- **Exercise details**
Copy out, from the entries below, each line holding the string "мене".

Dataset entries
'''

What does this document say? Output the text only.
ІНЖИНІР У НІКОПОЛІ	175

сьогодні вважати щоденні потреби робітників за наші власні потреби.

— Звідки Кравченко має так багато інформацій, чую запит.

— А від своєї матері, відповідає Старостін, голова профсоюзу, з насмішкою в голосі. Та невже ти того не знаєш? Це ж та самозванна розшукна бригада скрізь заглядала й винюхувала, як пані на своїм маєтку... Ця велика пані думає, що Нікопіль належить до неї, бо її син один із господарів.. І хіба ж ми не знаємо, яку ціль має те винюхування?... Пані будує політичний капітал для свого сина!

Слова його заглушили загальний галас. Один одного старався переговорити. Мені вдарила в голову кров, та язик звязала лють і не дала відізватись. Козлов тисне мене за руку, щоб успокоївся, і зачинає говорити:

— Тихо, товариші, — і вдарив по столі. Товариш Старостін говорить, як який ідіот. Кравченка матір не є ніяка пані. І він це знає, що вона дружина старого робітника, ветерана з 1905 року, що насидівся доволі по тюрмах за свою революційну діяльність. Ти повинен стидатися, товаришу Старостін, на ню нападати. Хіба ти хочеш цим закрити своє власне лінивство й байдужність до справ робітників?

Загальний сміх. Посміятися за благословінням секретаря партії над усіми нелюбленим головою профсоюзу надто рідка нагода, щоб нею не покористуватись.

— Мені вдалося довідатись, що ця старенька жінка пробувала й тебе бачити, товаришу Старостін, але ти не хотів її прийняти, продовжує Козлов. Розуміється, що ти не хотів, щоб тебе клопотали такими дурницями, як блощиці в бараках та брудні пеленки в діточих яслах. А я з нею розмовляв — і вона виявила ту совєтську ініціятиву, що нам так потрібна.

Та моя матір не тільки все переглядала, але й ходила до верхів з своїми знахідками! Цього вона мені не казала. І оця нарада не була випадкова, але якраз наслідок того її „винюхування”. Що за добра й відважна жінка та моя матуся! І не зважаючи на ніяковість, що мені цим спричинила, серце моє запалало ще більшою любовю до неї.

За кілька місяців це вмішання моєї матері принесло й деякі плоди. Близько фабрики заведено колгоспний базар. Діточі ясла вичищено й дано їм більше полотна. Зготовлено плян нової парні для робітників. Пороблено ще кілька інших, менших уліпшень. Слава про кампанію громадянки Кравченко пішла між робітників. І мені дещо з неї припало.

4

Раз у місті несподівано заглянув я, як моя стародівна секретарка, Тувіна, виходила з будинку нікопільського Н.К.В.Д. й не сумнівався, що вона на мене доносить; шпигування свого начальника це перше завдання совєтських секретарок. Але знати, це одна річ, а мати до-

'''

- **Correct output**
Слова його заглушили загальний галас. Один одного старався переговорити. Мені вдарила в голову кров, та язик звязала лють і не дала відізватись. Козлов тисне мене за руку, щоб успокоївся, і зачинає говорити:
Раз у місті несподівано заглянув я, як моя стародівна секретарка, Тувіна, виходила з будинку нікопільського Н.К.В.Д. й не сумнівався, що вона на мене доносить; шпигування свого начальника це перше завдання совєтських секретарок. Але знати, це одна річ, а мати до-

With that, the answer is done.